The exercise: Look for the string "Phase" in the lines and copy each line that has it.

Lines of data:
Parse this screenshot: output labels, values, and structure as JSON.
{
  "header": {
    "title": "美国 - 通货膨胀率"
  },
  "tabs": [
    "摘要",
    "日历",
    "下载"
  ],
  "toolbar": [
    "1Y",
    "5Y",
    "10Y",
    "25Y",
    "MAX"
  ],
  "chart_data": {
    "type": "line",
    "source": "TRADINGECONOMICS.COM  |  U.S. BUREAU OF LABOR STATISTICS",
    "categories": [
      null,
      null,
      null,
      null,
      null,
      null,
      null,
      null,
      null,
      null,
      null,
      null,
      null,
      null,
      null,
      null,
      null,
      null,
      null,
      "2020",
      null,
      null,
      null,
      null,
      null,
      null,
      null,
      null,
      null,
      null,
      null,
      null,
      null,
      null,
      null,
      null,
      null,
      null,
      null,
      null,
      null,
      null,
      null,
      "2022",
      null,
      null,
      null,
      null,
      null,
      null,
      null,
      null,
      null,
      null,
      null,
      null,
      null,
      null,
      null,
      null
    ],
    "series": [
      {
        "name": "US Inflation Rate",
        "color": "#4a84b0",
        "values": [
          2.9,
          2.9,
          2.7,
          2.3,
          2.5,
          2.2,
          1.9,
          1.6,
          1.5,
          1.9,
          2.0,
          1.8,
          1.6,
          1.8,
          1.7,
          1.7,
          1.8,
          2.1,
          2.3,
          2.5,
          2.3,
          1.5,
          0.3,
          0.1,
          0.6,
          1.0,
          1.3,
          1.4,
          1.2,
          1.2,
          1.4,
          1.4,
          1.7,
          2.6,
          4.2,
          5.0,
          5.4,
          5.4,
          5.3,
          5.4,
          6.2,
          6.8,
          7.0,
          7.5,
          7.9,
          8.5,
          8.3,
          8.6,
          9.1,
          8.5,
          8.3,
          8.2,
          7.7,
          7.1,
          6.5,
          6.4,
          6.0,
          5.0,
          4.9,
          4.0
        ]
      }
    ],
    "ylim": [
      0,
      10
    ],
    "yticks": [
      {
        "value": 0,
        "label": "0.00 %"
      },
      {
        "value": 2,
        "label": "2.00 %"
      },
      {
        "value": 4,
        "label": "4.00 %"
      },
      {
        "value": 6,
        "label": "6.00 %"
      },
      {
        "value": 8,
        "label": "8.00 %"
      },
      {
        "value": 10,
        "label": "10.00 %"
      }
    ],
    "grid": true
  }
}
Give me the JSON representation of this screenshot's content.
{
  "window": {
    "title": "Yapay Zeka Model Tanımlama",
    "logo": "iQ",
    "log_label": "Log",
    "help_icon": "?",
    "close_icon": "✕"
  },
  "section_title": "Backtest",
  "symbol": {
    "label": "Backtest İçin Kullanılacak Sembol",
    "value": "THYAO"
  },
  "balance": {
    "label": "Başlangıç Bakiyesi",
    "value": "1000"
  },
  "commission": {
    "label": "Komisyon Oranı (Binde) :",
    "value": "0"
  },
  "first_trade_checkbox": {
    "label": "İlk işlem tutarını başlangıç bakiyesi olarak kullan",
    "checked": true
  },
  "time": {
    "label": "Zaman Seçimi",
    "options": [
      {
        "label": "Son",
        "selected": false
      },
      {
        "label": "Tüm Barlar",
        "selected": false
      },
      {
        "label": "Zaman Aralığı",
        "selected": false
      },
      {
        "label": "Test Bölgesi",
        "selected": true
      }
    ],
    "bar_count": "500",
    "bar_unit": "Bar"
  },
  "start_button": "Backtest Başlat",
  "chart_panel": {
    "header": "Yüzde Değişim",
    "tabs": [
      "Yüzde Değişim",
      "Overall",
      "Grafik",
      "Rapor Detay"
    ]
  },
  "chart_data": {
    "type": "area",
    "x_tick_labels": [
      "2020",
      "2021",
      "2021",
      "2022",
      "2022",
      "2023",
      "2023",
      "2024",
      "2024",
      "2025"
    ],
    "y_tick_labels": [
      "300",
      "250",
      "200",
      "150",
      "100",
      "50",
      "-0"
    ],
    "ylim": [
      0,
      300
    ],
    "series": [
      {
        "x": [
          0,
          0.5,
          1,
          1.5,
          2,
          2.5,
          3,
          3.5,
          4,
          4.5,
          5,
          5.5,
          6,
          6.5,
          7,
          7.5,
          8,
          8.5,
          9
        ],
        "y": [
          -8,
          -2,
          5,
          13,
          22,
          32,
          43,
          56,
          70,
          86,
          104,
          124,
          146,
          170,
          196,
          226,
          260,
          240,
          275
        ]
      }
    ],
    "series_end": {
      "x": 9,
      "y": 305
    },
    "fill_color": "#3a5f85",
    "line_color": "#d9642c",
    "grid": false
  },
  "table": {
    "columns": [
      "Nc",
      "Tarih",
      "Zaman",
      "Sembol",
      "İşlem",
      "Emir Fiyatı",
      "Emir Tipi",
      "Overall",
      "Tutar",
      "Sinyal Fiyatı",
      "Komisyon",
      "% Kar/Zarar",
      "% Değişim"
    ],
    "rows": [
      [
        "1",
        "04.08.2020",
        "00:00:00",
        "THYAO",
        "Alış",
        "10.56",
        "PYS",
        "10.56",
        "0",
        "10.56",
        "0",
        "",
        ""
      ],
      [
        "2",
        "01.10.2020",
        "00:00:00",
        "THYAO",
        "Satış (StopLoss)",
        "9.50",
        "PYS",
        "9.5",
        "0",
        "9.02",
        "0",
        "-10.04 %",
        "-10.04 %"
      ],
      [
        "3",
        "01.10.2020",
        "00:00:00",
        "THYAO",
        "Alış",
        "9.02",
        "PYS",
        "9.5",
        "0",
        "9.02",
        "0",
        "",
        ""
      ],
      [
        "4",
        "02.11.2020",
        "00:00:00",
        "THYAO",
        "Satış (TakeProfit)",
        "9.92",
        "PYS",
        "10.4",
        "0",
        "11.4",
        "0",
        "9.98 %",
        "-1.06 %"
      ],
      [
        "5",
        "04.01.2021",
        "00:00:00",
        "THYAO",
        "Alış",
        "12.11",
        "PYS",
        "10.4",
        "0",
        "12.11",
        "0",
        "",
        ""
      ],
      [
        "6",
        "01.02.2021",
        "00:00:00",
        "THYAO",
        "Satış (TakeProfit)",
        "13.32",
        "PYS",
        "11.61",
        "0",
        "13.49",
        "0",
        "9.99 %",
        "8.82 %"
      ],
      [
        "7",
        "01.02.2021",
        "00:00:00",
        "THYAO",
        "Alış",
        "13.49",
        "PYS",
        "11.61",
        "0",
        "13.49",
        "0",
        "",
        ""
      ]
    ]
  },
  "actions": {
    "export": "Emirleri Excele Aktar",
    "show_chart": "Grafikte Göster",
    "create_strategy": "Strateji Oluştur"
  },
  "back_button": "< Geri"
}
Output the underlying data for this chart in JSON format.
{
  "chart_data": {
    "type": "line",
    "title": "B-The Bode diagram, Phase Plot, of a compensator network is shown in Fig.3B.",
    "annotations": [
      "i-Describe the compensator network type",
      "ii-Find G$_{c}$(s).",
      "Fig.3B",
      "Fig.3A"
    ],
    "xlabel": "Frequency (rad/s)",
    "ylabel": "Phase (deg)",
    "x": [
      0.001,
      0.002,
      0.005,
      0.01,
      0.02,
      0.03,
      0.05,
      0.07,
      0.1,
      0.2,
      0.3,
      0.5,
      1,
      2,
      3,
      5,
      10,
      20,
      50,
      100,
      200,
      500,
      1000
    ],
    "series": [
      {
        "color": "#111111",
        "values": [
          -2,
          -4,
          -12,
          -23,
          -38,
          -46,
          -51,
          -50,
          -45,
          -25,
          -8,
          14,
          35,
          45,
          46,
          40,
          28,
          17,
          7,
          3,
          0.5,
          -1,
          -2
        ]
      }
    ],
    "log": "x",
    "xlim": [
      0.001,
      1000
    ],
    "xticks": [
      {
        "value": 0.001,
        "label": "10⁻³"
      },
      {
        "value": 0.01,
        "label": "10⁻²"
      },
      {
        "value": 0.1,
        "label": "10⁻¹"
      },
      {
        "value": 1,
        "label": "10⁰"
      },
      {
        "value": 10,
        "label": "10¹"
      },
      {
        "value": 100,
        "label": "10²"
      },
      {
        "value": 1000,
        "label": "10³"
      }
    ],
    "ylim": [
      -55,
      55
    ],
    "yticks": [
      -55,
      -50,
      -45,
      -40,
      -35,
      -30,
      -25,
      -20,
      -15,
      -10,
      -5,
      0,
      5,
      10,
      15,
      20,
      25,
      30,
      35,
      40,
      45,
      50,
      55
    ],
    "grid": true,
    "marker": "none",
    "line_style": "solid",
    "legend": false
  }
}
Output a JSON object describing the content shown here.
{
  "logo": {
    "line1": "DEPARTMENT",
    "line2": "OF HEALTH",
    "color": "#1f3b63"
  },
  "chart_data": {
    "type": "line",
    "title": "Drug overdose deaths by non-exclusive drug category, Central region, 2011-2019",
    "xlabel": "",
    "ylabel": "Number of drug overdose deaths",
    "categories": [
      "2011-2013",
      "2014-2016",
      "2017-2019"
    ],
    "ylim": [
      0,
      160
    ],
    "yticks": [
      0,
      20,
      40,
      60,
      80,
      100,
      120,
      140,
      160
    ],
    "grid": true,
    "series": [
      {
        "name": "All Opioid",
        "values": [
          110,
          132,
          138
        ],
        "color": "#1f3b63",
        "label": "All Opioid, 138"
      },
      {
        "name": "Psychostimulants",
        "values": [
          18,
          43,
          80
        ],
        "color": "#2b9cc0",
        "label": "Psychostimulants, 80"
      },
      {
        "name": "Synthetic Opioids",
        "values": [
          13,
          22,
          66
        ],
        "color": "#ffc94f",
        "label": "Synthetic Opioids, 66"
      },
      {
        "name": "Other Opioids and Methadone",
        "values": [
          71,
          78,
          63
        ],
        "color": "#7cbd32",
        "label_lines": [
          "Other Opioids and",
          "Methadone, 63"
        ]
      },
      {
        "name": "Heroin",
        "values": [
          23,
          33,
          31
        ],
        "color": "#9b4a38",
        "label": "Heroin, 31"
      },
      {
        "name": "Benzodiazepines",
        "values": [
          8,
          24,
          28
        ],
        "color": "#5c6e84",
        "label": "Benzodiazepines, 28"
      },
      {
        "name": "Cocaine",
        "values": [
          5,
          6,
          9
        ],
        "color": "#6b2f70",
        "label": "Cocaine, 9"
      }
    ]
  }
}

Task solution:
    "title": "B-The Bode diagram, Phase Plot, of a compensator network is shown in Fig.3B.",
    "ylabel": "Phase (deg)",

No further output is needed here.